*Objective*:
Restate the full listing word for word and leave the pictures out.

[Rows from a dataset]
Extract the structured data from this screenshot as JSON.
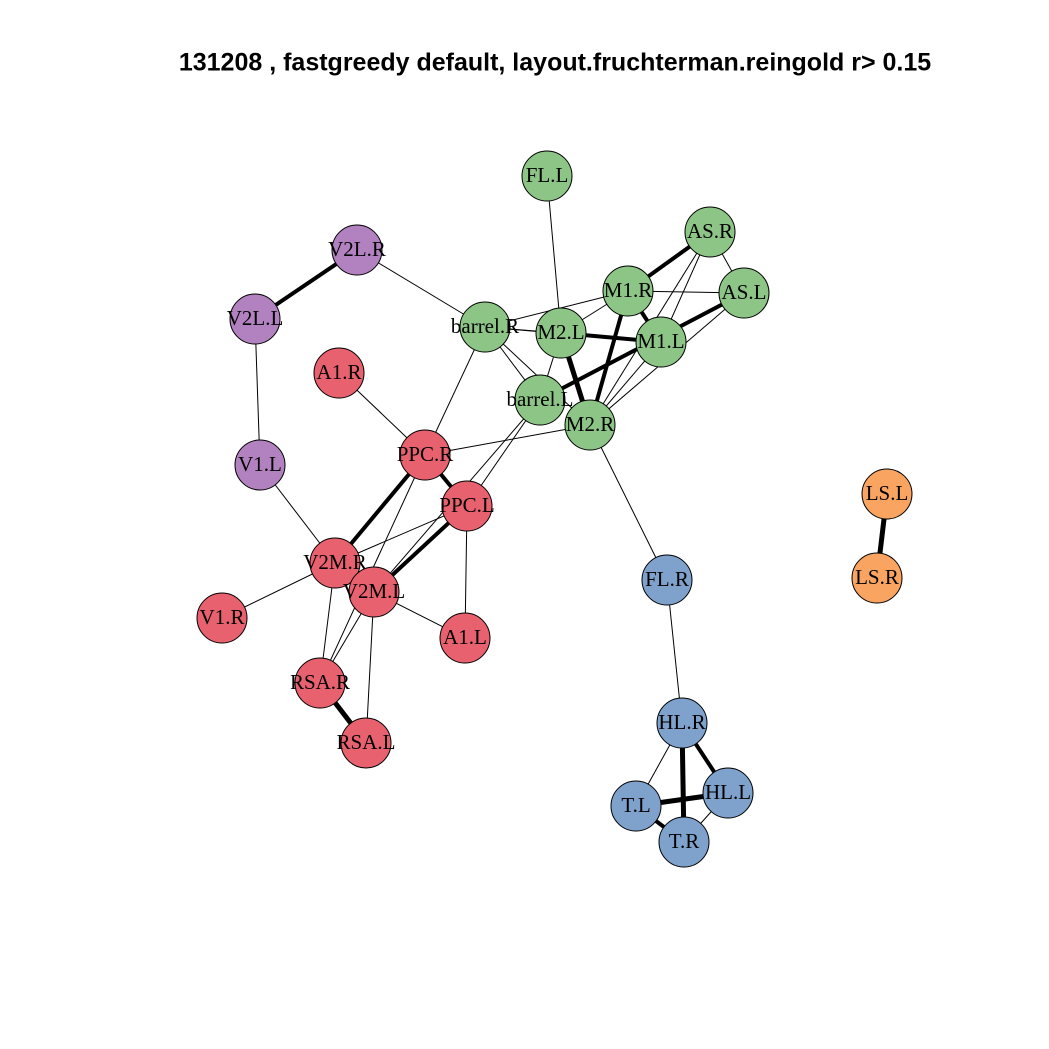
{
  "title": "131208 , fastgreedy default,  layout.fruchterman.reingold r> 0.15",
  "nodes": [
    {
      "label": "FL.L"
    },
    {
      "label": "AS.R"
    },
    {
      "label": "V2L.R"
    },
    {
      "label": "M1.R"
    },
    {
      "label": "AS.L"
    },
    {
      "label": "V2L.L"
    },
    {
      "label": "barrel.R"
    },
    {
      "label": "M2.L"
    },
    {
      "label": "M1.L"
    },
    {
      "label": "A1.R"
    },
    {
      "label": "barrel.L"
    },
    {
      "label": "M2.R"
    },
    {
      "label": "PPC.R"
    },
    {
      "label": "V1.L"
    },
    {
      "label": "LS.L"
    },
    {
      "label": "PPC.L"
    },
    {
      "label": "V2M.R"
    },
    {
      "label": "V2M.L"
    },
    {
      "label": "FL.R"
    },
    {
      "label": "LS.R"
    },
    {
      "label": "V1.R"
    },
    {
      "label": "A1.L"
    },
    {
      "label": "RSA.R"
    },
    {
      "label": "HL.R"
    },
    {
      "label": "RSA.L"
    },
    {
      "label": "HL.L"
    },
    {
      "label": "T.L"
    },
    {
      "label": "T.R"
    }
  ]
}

*Answer to the problem*:
Extract the structured data from this screenshot as JSON.
{
  "title": "131208 , fastgreedy default,  layout.fruchterman.reingold r> 0.15",
  "nodes": [
    {
      "label": "FL.L"
    },
    {
      "label": "AS.R"
    },
    {
      "label": "V2L.R"
    },
    {
      "label": "M1.R"
    },
    {
      "label": "AS.L"
    },
    {
      "label": "V2L.L"
    },
    {
      "label": "barrel.R"
    },
    {
      "label": "M2.L"
    },
    {
      "label": "M1.L"
    },
    {
      "label": "A1.R"
    },
    {
      "label": "barrel.L"
    },
    {
      "label": "M2.R"
    },
    {
      "label": "PPC.R"
    },
    {
      "label": "V1.L"
    },
    {
      "label": "LS.L"
    },
    {
      "label": "PPC.L"
    },
    {
      "label": "V2M.R"
    },
    {
      "label": "V2M.L"
    },
    {
      "label": "FL.R"
    },
    {
      "label": "LS.R"
    },
    {
      "label": "V1.R"
    },
    {
      "label": "A1.L"
    },
    {
      "label": "RSA.R"
    },
    {
      "label": "HL.R"
    },
    {
      "label": "RSA.L"
    },
    {
      "label": "HL.L"
    },
    {
      "label": "T.L"
    },
    {
      "label": "T.R"
    }
  ]
}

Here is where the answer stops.